Excerpt to read:
Question

Consider a spherical container of inner radius \(r_{1}\), outer radius \(r_{2}\), and thermal conductivity \(k\). Express the boundary condition on the inner surface of the container for steady onedimensional conduction for the following cases: (a) specified temperature of \(50^{\circ} \mathrm{C}\), (b) specified heat flux of \(30 \mathrm{~W} / \mathrm{m}^{2}\) toward the center, (c) convection to a medium at \(T_{\infty}\) with a heat transfer coefficient of \(h\).

Short answer

Case (a) is specified by a temperature of \(50^{\circ} \mathrm{C}\). Case (b) is specified by a heat flux of \(30 \mathrm{~W} / \mathrm{m}^{2}\) toward the center. Case (c) includes convection to a medium at \(T_{\infty}\) with a heat transfer coefficient of \(h\). Answer: The boundary conditions for each case are: Case (a): \(T\left(r_{1}\right) = 50^{\circ} \mathrm{C}\) Case (b): \(-k\frac{\partial T}{\partial r}\biggr|_{r=r_1} = -30 \mathrm{~W} / \mathrm{m}^{2}\) Case (c): \(-k\frac{\partial T}{\partial r}\biggr|_{r=r_1} = h\left(T - T_{\infty}\right)\biggr|_{r=r_1}\)

Step-by-step solution

General Heat Conduction Equation

The generic heat conduction equation in spherical coordinates is given by: $$ \frac{1}{r^2}\frac{\partial}{\partial r}\left(r^2k\frac{\partial T}{\partial r}\right) = 0 $$ Since it is steady and one-dimensional, there is no time or angle variation, so we are left with only the left side of the equation to solve.

Boundary Condition for Case (a)

Recorded information:
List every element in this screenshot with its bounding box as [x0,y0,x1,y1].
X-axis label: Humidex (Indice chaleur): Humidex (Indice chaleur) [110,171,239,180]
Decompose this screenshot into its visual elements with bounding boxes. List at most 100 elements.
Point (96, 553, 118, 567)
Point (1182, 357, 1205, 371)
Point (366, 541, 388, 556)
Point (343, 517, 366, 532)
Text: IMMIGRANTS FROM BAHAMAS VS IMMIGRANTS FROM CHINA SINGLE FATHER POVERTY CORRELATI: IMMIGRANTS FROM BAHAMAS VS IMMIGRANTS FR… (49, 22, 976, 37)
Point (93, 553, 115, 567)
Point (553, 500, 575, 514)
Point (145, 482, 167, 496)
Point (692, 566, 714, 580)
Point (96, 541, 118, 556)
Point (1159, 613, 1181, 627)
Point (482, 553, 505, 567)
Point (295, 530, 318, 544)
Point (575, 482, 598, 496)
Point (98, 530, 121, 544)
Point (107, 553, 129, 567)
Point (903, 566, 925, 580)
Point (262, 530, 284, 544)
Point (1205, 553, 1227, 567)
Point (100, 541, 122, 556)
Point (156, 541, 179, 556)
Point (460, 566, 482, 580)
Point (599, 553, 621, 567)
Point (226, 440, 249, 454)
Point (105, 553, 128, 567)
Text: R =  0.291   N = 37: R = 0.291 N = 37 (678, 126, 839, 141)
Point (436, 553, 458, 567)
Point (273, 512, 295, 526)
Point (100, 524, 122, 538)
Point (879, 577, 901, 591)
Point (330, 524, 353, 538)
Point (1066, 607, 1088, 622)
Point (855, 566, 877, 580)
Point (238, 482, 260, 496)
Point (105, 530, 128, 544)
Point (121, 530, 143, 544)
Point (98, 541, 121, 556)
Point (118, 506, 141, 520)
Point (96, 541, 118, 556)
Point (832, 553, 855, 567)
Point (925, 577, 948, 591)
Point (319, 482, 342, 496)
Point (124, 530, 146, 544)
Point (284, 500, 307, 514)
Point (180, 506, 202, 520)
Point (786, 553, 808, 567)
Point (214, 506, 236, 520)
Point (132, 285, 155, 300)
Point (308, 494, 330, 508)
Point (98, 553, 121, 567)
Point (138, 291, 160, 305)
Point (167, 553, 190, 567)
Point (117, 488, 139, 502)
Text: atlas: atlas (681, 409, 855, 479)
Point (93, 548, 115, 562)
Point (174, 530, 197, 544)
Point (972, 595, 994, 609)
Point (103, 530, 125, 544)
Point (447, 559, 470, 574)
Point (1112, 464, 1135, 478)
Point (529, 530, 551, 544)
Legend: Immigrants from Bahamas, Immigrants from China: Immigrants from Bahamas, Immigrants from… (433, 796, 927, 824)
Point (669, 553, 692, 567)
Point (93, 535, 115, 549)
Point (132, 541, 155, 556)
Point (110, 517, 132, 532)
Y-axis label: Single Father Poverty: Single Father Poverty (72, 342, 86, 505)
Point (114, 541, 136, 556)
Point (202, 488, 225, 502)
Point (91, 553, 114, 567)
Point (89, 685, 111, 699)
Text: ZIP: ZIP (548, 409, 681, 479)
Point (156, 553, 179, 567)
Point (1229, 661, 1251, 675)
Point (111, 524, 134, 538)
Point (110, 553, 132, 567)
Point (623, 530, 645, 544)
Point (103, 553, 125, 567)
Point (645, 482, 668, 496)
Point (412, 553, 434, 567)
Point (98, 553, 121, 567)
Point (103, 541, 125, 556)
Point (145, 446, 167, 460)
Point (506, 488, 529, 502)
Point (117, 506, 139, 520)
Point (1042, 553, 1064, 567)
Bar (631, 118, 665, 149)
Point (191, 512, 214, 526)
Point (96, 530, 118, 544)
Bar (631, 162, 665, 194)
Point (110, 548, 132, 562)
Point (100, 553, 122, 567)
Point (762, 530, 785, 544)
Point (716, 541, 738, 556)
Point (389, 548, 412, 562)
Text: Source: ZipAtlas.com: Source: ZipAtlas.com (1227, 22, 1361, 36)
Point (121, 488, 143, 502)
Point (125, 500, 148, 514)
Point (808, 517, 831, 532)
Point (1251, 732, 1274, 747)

Stated problem 1:
Revise the stretch from "The generic heat" through "equation to solve." in the spherical container solution, putting "general" in place of "generic".
Stated problem 2:
In the spherical container problem, what heat flux is specified on the inner surface for case (b)?
Stated problem 3:
Pick up the spherical container solution where it stops and continue writing it.
None of the tasks make use of the records.

Task response 1:
The general heat conduction equation in spherical coordinates is given by: $$ \frac{1}{r^2}\frac{\partial}{\partial r}\left(r^2k\frac{\partial T}{\partial r}\right) = 0 $$ Since it is steady and one-dimensional, there is no time or angle variation, so we are left with only the left side of the equation to solve.

Task response 2:
The heat flux is 30 W/m², directed toward the center.

Task response 3:
In Case (a), the specified inner surface temperature is \(50^{\circ} \mathrm{C}\). This means that the boundary condition for this case is simply a Dirichlet condition, where the temperature at the inner surface is given. Therefore, $$ T\left(r_{1}\right) = 50^{\circ} \mathrm{C} $$

Boundary Condition for Case (b)

In Case (b), the specified heat flux toward the center at the inner surface is \(30 \mathrm{~W} / \mathrm{m}^{2}\). In this case, we have a Neumann boundary condition, with the heat flux specified. The heat flux can be expressed as $$ q_r = -k\frac{\partial T}{\partial r}\biggr|_{r=r_1} $$ Therefore, for this case, the boundary condition will be: $$ -k\frac{\partial T}{\partial r}\biggr|_{r=r_1} = -30 \mathrm{~W} / \mathrm{m}^{2} $$

Boundary Condition for Case (c)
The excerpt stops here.